Written problem
Set down the full listing exactly as given. Any pictures are to be left out.

<<<<

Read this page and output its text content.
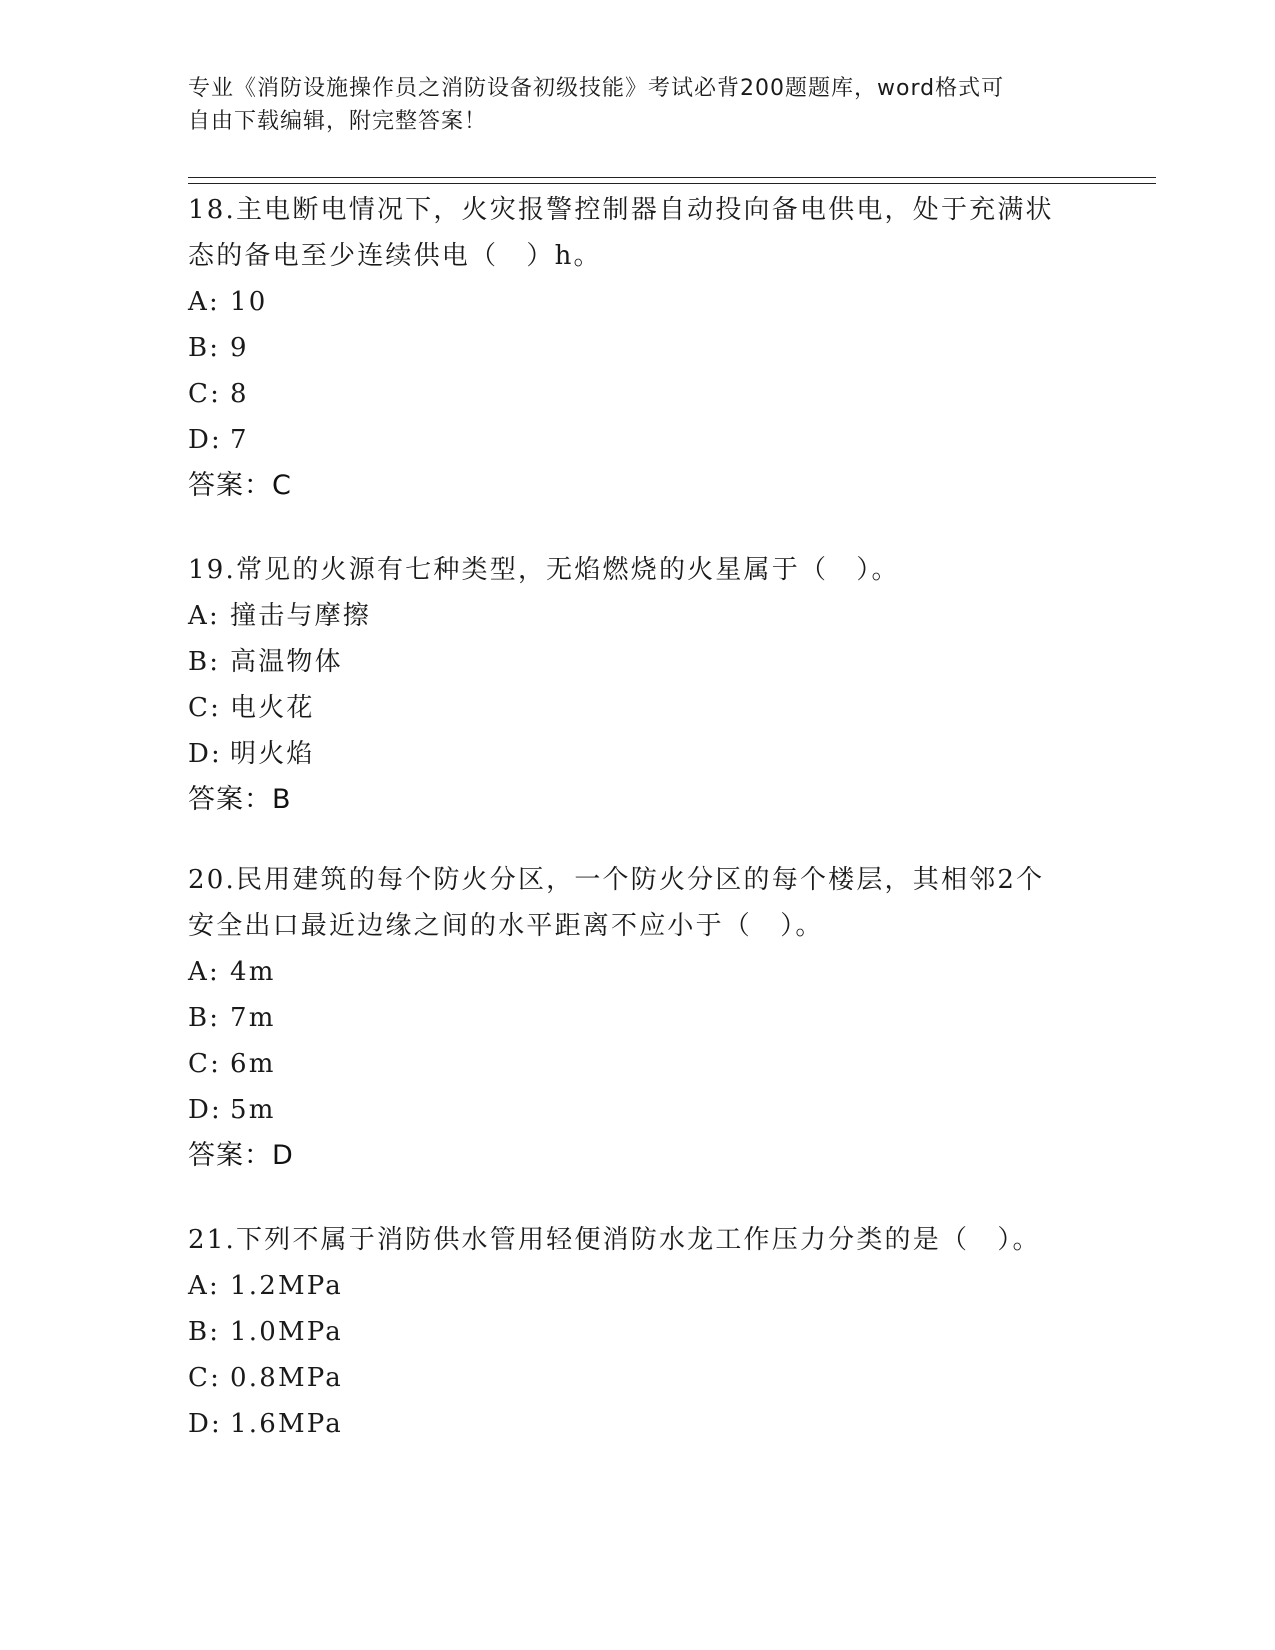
专业《消防设施操作员之消防设备初级技能》考试必背200题题库，word格式可
自由下载编辑，附完整答案！
18.主电断电情况下，火灾报警控制器自动投向备电供电，处于充满状
态的备电至少连续供电（　）h。
A: 10
B: 9
C: 8
D: 7
答案：C
19.常见的火源有七种类型，无焰燃烧的火星属于（　）。
A: 撞击与摩擦
B: 高温物体
C: 电火花
D: 明火焰
答案：B
20.民用建筑的每个防火分区，一个防火分区的每个楼层，其相邻2个
安全出口最近边缘之间的水平距离不应小于（　）。
A: 4m
B: 7m
C: 6m
D: 5m
答案：D
21.下列不属于消防供水管用轻便消防水龙工作压力分类的是（　）。
A: 1.2MPa
B: 1.0MPa
C: 0.8MPa
D: 1.6MPa
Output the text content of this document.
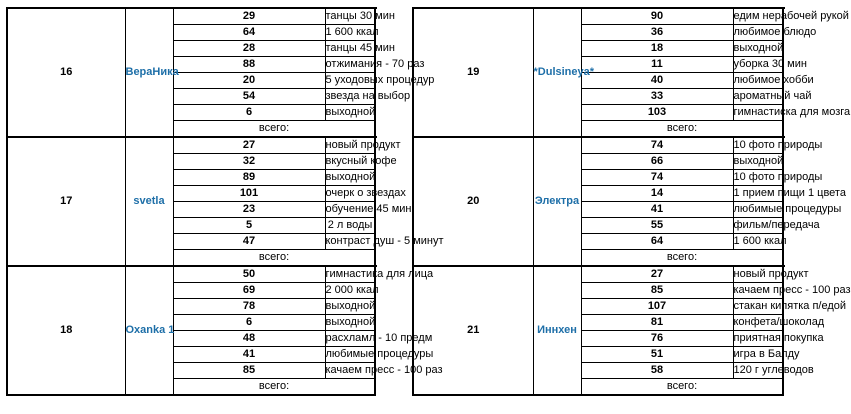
16	ВераНика	29	танцы 30 мин	
		64	1 600 ккал	
		28	танцы 45 мин	
		88	отжимания - 70 раз	
		20	5 уходовых процедур	
		54	звезда на выбор	
		6	выходной	
		всего:	
17	svetla	27	новый продукт	
		32	вкусный кофе	
		89	выходной	
		101	очерк о звездах	
		23	обучение 45 мин	
		5	2 л воды	
		47	контраст душ - 5 минут	
		всего:	
18	Oxanka 1	50	гимнастика для лица	
		69	2 000 ккал	
		78	выходной	
		6	выходной	
		48	расхламл - 10 предм	
		41	любимые процедуры	
		85	качаем пресс - 100 раз	
		всего:	
19	*Dulsineya*	90	едим нерабочей рукой	
		36	любимое блюдо	
		18	выходной	
		11	уборка 30 мин	
		40	любимое хобби	
		33	ароматный чай	
		103	гимнастиска для мозга	
		всего:	
20	Электра	74	10 фото природы	
		66	выходной	
		74	10 фото природы	
		14	1 прием пищи 1 цвета	
		41	любимые процедуры	
		55	фильм/передача	
		64	1 600 ккал	
		всего:	
21	Иннхен	27	новый продукт	
		85	качаем пресс - 100 раз	
		107	стакан кипятка п/едой	
		81	конфета/шоколад	
		76	приятная покупка	
		51	игра в Балду	
		58	120 г углеводов	
		всего:	
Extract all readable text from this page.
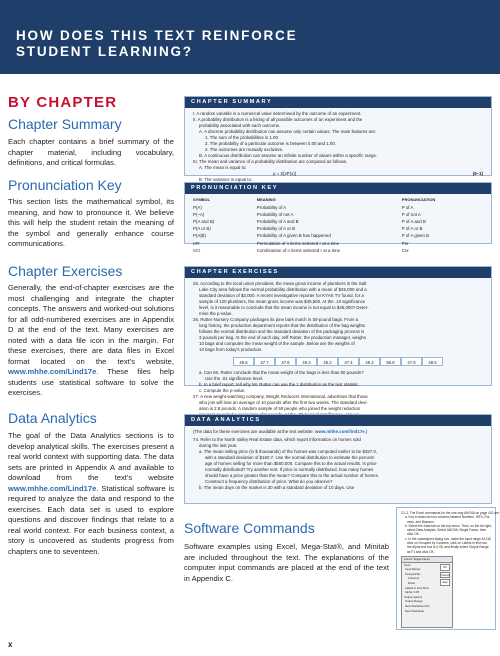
HOW DOES THIS TEXT REINFORCE
STUDENT LEARNING?
BY CHAPTER
Chapter Summary
Each chapter contains a brief summary of the chapter material, including vocabulary, definitions, and critical formulas.
Pronunciation Key
This section lists the mathematical symbol, its meaning, and how to pronounce it. We believe this will help the student retain the meaning of the symbol and generally enhance course communications.
Chapter Exercises
Generally, the end-of-chapter exercises are the most challenging and integrate the chapter concepts. The answers and worked-out solutions for all odd-numbered exercises are in Appendix D at the end of the text. Many exercises are noted with a data file icon in the margin. For these exercises, there are data files in Excel format located on the text's website, www.mhhe.com/Lind17e. These files help students use statistical software to solve the exercises.
Data Analytics
The goal of the Data Analytics sections is to develop analytical skills. The exercises present a real world context with supporting data. The data sets are printed in Appendix A and available to download from the text's website www.mhhe.com/Lind17e. Statistical software is required to analyze the data and respond to the exercises. Each data set is used to explore questions and discover findings that relate to a real world context. For each business context, a story is uncovered as students progress from chapters one to seventeen.
CHAPTER SUMMARY
I. A random variable is a numerical value determined by the outcome of an experiment.
II. A probability distribution is a listing of all possible outcomes of an experiment and the
probability associated with each outcome.
A. A discrete probability distribution can assume only certain values. The main features are:
1. The sum of the probabilities is 1.00.
2. The probability of a particular outcome is between 0.00 and 1.00.
3. The outcomes are mutually exclusive.
B. A continuous distribution can assume an infinite number of values within a specific range.
III. The mean and variance of a probability distribution are computed as follows.
A. The mean is equal to:
μ = Σ[xP(x)]	(6–1)
B. The variance is equal to:
PRONUNCIATION KEY
SYMBOL	MEANING	PRONUNCIATION
P(A)	Probability of A	P of A
P(~A)	Probability of not A	P of not A
P(A and B)	Probability of A and B	P of A and B
P(A or B)	Probability of A or B	P of A or B
P(A|B)	Probability of A given B has happened	P of A given B
nPr	Permutation of n items selected r at a time	Pnr
nCr	Combination of n items selected r at a time	Cnr
CHAPTER EXERCISES
25. According to the local union president, the mean gross income of plumbers in the Salt
Lake City area follows the normal probability distribution with a mean of $45,000 and a
standard deviation of $3,000. A recent investigative reporter for KYAK TV found, for a
sample of 120 plumbers, the mean gross income was $45,500. At the .10 significance
level, is it reasonable to conclude that the mean income is not equal to $45,000? Deter-
mine the p-value.
26. Rutter Nursery Company packages its pine bark mulch in 50-pound bags. From a
long history, the production department reports that the distribution of the bag weights
follows the normal distribution and the standard deviation of the packaging process is
3 pounds per bag. At the end of each day, Jeff Rutter, the production manager, weighs
10 bags and computes the mean weight of the sample. Below are the weights of
10 bags from today's production.
45.6	47.7	47.6	46.3	46.2	47.4	49.2	55.8	47.5	48.5
a. Can Mr. Rutter conclude that the mean weight of the bags is less than 50 pounds?
Use the .01 significance level.
b. In a brief report, tell why Mr. Rutter can use the z distribution as the test statistic.
c. Compute the p-value.
27. A new weight-watching company, Weight Reducers International, advertises that those
who join will lose an average of 10 pounds after the first two weeks. The standard devi-
ation is 2.8 pounds. A random sample of 50 people who joined the weight reduction
DATA ANALYTICS
(The data for these exercises are available at the text website: www.mhhe.com/lind17e.)
74. Refer to the North Valley Real Estate data, which report information on homes sold
during the last year.
a. The mean selling price (in $ thousands) of the homes was computed earlier to be $357.0,
with a standard deviation of $160.7. Use the normal distribution to estimate the percent-
age of homes selling for more than $500,000. Compare this to the actual results. Is price
normally distributed? Try another test. If price is normally distributed, how many homes
should have a price greater than the mean? Compare this to the actual number of homes.
Construct a frequency distribution of price. What do you observe?
b. The mean days on the market is 30 with a standard deviation of 10 days. Use
Software Commands
Software examples using Excel, Mega-Stat®, and Minitab are included throughout the text. The explanations of the computer input commands are placed at the end of the text in Appendix C.
12–2. The Excel commands for the one-way ANOVA on page 402 are:
a. Key in data into four columns labeled Northern, WTA, Pol-
ness, and Branson.
b. Select the Data tab on the top menu. Then, on the far right,
select Data Analysis. Select ANOVA: Single Factor, then
click OK.
c. In the subsequent dialog box, make the input range A1:D8,
click on Grouped by Columns, click on Labels in first row,
the Alpha text box is 0.05, and finally select Output Range
as F1 and click OK.
Anova: Single Factor
Input
Input Range:
Grouped By:
Columns
Rows
Labels in First Row
Alpha: 0.05
Output options
Output Range:
New Worksheet Ply:
New Workbook
OK
Cancel
Help
x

>>>>

In response
Read this page and output its text content.
专业《消防设施操作员之消防设备初级技能》考试必背200题题库，word格式可
自由下载编辑，附完整答案！
18.主电断电情况下，火灾报警控制器自动投向备电供电，处于充满状
态的备电至少连续供电（　）h。
A: 10
B: 9
C: 8
D: 7
答案：C
19.常见的火源有七种类型，无焰燃烧的火星属于（　）。
A: 撞击与摩擦
B: 高温物体
C: 电火花
D: 明火焰
答案：B
20.民用建筑的每个防火分区，一个防火分区的每个楼层，其相邻2个
安全出口最近边缘之间的水平距离不应小于（　）。
A: 4m
B: 7m
C: 6m
D: 5m
答案：D
21.下列不属于消防供水管用轻便消防水龙工作压力分类的是（　）。
A: 1.2MPa
B: 1.0MPa
C: 0.8MPa
D: 1.6MPa
Output the text content of this document.
16	ВераНика	29	танцы 30 мин	
		64	1 600 ккал	
		28	танцы 45 мин	
		88	отжимания - 70 раз	
		20	5 уходовых процедур	
		54	звезда на выбор	
		6	выходной	
		всего:	
17	svetla	27	новый продукт	
		32	вкусный кофе	
		89	выходной	
		101	очерк о звездах	
		23	обучение 45 мин	
		5	2 л воды	
		47	контраст душ - 5 минут	
		всего:	
18	Oxanka 1	50	гимнастика для лица	
		69	2 000 ккал	
		78	выходной	
		6	выходной	
		48	расхламл - 10 предм	
		41	любимые процедуры	
		85	качаем пресс - 100 раз	
		всего:	
19	*Dulsineya*	90	едим нерабочей рукой	
		36	любимое блюдо	
		18	выходной	
		11	уборка 30 мин	
		40	любимое хобби	
		33	ароматный чай	
		103	гимнастиска для мозга	
		всего:	
20	Электра	74	10 фото природы	
		66	выходной	
		74	10 фото природы	
		14	1 прием пищи 1 цвета	
		41	любимые процедуры	
		55	фильм/передача	
		64	1 600 ккал	
		всего:	
21	Иннхен	27	новый продукт	
		85	качаем пресс - 100 раз	
		107	стакан кипятка п/едой	
		81	конфета/шоколад	
		76	приятная покупка	
		51	игра в Балду	
		58	120 г углеводов	
		всего:	
Extract all readable text from this page.
HOW DOES THIS TEXT REINFORCE
STUDENT LEARNING?
BY CHAPTER
Chapter Summary
Each chapter contains a brief summary of the chapter material, including vocabulary, definitions, and critical formulas.
Pronunciation Key
This section lists the mathematical symbol, its meaning, and how to pronounce it. We believe this will help the student retain the meaning of the symbol and generally enhance course communications.
Chapter Exercises
Generally, the end-of-chapter exercises are the most challenging and integrate the chapter concepts. The answers and worked-out solutions for all odd-numbered exercises are in Appendix D at the end of the text. Many exercises are noted with a data file icon in the margin. For these exercises, there are data files in Excel format located on the text's website, www.mhhe.com/Lind17e. These files help students use statistical software to solve the exercises.
Data Analytics
The goal of the Data Analytics sections is to develop analytical skills. The exercises present a real world context with supporting data. The data sets are printed in Appendix A and available to download from the text's website www.mhhe.com/Lind17e. Statistical software is required to analyze the data and respond to the exercises. Each data set is used to explore questions and discover findings that relate to a real world context. For each business context, a story is uncovered as students progress from chapters one to seventeen.
CHAPTER SUMMARY
I. A random variable is a numerical value determined by the outcome of an experiment.
II. A probability distribution is a listing of all possible outcomes of an experiment and the
probability associated with each outcome.
A. A discrete probability distribution can assume only certain values. The main features are:
1. The sum of the probabilities is 1.00.
2. The probability of a particular outcome is between 0.00 and 1.00.
3. The outcomes are mutually exclusive.
B. A continuous distribution can assume an infinite number of values within a specific range.
III. The mean and variance of a probability distribution are computed as follows.
A. The mean is equal to:
μ = Σ[xP(x)]	(6–1)
B. The variance is equal to:
PRONUNCIATION KEY
SYMBOL	MEANING	PRONUNCIATION
P(A)	Probability of A	P of A
P(~A)	Probability of not A	P of not A
P(A and B)	Probability of A and B	P of A and B
P(A or B)	Probability of A or B	P of A or B
P(A|B)	Probability of A given B has happened	P of A given B
nPr	Permutation of n items selected r at a time	Pnr
nCr	Combination of n items selected r at a time	Cnr
CHAPTER EXERCISES
25. According to the local union president, the mean gross income of plumbers in the Salt
Lake City area follows the normal probability distribution with a mean of $45,000 and a
standard deviation of $3,000. A recent investigative reporter for KYAK TV found, for a
sample of 120 plumbers, the mean gross income was $45,500. At the .10 significance
level, is it reasonable to conclude that the mean income is not equal to $45,000? Deter-
mine the p-value.
26. Rutter Nursery Company packages its pine bark mulch in 50-pound bags. From a
long history, the production department reports that the distribution of the bag weights
follows the normal distribution and the standard deviation of the packaging process is
3 pounds per bag. At the end of each day, Jeff Rutter, the production manager, weighs
10 bags and computes the mean weight of the sample. Below are the weights of
10 bags from today's production.
45.6	47.7	47.6	46.3	46.2	47.4	49.2	55.8	47.5	48.5
a. Can Mr. Rutter conclude that the mean weight of the bags is less than 50 pounds?
Use the .01 significance level.
b. In a brief report, tell why Mr. Rutter can use the z distribution as the test statistic.
c. Compute the p-value.
27. A new weight-watching company, Weight Reducers International, advertises that those
who join will lose an average of 10 pounds after the first two weeks. The standard devi-
ation is 2.8 pounds. A random sample of 50 people who joined the weight reduction
DATA ANALYTICS
(The data for these exercises are available at the text website: www.mhhe.com/lind17e.)
74. Refer to the North Valley Real Estate data, which report information on homes sold
during the last year.
a. The mean selling price (in $ thousands) of the homes was computed earlier to be $357.0,
with a standard deviation of $160.7. Use the normal distribution to estimate the percent-
age of homes selling for more than $500,000. Compare this to the actual results. Is price
normally distributed? Try another test. If price is normally distributed, how many homes
should have a price greater than the mean? Compare this to the actual number of homes.
Construct a frequency distribution of price. What do you observe?
b. The mean days on the market is 30 with a standard deviation of 10 days. Use
Software Commands
Software examples using Excel, Mega-Stat®, and Minitab are included throughout the text. The explanations of the computer input commands are placed at the end of the text in Appendix C.
12–2. The Excel commands for the one-way ANOVA on page 402 are:
a. Key in data into four columns labeled Northern, WTA, Pol-
ness, and Branson.
b. Select the Data tab on the top menu. Then, on the far right,
select Data Analysis. Select ANOVA: Single Factor, then
click OK.
c. In the subsequent dialog box, make the input range A1:D8,
click on Grouped by Columns, click on Labels in first row,
the Alpha text box is 0.05, and finally select Output Range
as F1 and click OK.
Anova: Single Factor
Input
Input Range:
Grouped By:
Columns
Rows
Labels in First Row
Alpha: 0.05
Output options
Output Range:
New Worksheet Ply:
New Workbook
OK
Cancel
Help
x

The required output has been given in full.